▶ **Goal**
Print all entries word for word.

▶ **Records for this task**
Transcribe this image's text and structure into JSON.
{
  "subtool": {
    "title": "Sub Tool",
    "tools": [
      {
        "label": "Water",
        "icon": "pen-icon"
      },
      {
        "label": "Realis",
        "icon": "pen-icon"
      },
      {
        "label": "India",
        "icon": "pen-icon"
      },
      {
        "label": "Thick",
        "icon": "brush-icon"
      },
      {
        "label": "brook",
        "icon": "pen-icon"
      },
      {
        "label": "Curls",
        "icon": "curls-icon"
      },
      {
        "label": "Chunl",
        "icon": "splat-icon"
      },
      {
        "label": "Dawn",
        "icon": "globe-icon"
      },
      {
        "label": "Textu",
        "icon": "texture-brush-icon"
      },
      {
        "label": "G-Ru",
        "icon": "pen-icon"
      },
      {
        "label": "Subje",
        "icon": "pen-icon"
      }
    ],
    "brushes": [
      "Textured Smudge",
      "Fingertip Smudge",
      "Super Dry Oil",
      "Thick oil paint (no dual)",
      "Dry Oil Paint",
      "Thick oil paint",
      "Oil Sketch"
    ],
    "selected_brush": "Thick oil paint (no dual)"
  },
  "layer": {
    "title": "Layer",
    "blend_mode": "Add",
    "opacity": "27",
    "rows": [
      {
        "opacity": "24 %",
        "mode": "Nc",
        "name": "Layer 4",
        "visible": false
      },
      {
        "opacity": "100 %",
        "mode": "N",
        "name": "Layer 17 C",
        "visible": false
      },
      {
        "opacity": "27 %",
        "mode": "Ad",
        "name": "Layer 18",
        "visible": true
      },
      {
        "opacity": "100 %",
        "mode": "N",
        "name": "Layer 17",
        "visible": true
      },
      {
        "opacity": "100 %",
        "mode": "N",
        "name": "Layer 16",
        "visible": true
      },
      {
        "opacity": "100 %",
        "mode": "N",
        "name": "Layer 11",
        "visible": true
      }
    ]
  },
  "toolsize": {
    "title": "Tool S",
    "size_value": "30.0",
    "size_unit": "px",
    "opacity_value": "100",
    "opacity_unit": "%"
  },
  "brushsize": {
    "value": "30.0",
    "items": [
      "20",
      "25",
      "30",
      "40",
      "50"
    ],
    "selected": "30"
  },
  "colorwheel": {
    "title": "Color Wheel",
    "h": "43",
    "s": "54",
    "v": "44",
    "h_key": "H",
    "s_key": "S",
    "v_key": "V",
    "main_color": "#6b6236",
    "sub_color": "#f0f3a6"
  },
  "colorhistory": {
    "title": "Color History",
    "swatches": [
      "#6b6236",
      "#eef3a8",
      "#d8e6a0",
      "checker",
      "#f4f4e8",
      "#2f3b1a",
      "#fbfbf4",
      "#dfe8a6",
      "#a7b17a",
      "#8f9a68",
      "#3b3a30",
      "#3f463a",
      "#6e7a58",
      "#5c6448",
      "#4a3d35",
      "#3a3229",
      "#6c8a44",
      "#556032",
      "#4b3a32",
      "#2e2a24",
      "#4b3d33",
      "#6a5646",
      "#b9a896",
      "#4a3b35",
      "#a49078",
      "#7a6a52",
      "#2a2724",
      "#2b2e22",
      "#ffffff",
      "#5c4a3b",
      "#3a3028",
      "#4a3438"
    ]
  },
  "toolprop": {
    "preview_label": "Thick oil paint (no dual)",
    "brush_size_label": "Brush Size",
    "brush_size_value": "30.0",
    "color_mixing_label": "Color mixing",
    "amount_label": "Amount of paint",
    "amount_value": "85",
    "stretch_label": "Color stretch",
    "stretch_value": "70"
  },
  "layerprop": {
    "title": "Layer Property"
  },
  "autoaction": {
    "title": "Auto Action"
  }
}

▶ **Solution to this task**
Transcribe this image's text and structure into JSON.
{
  "subtool": {
    "title": "Sub Tool",
    "tools": [
      {
        "label": "Water",
        "icon": "pen-icon"
      },
      {
        "label": "Realis",
        "icon": "pen-icon"
      },
      {
        "label": "India",
        "icon": "pen-icon"
      },
      {
        "label": "Thick",
        "icon": "brush-icon"
      },
      {
        "label": "brook",
        "icon": "pen-icon"
      },
      {
        "label": "Curls",
        "icon": "curls-icon"
      },
      {
        "label": "Chunl",
        "icon": "splat-icon"
      },
      {
        "label": "Dawn",
        "icon": "globe-icon"
      },
      {
        "label": "Textu",
        "icon": "texture-brush-icon"
      },
      {
        "label": "G-Ru",
        "icon": "pen-icon"
      },
      {
        "label": "Subje",
        "icon": "pen-icon"
      }
    ],
    "brushes": [
      "Textured Smudge",
      "Fingertip Smudge",
      "Super Dry Oil",
      "Thick oil paint (no dual)",
      "Dry Oil Paint",
      "Thick oil paint",
      "Oil Sketch"
    ],
    "selected_brush": "Thick oil paint (no dual)"
  },
  "layer": {
    "title": "Layer",
    "blend_mode": "Add",
    "opacity": "27",
    "rows": [
      {
        "opacity": "24 %",
        "mode": "Nc",
        "name": "Layer 4",
        "visible": false
      },
      {
        "opacity": "100 %",
        "mode": "N",
        "name": "Layer 17 C",
        "visible": false
      },
      {
        "opacity": "27 %",
        "mode": "Ad",
        "name": "Layer 18",
        "visible": true
      },
      {
        "opacity": "100 %",
        "mode": "N",
        "name": "Layer 17",
        "visible": true
      },
      {
        "opacity": "100 %",
        "mode": "N",
        "name": "Layer 16",
        "visible": true
      },
      {
        "opacity": "100 %",
        "mode": "N",
        "name": "Layer 11",
        "visible": true
      }
    ]
  },
  "toolsize": {
    "title": "Tool S",
    "size_value": "30.0",
    "size_unit": "px",
    "opacity_value": "100",
    "opacity_unit": "%"
  },
  "brushsize": {
    "value": "30.0",
    "items": [
      "20",
      "25",
      "30",
      "40",
      "50"
    ],
    "selected": "30"
  },
  "colorwheel": {
    "title": "Color Wheel",
    "h": "43",
    "s": "54",
    "v": "44",
    "h_key": "H",
    "s_key": "S",
    "v_key": "V",
    "main_color": "#6b6236",
    "sub_color": "#f0f3a6"
  },
  "colorhistory": {
    "title": "Color History",
    "swatches": [
      "#6b6236",
      "#eef3a8",
      "#d8e6a0",
      "checker",
      "#f4f4e8",
      "#2f3b1a",
      "#fbfbf4",
      "#dfe8a6",
      "#a7b17a",
      "#8f9a68",
      "#3b3a30",
      "#3f463a",
      "#6e7a58",
      "#5c6448",
      "#4a3d35",
      "#3a3229",
      "#6c8a44",
      "#556032",
      "#4b3a32",
      "#2e2a24",
      "#4b3d33",
      "#6a5646",
      "#b9a896",
      "#4a3b35",
      "#a49078",
      "#7a6a52",
      "#2a2724",
      "#2b2e22",
      "#ffffff",
      "#5c4a3b",
      "#3a3028",
      "#4a3438"
    ]
  },
  "toolprop": {
    "preview_label": "Thick oil paint (no dual)",
    "brush_size_label": "Brush Size",
    "brush_size_value": "30.0",
    "color_mixing_label": "Color mixing",
    "amount_label": "Amount of paint",
    "amount_value": "85",
    "stretch_label": "Color stretch",
    "stretch_value": "70"
  },
  "layerprop": {
    "title": "Layer Property"
  },
  "autoaction": {
    "title": "Auto Action"
  }
}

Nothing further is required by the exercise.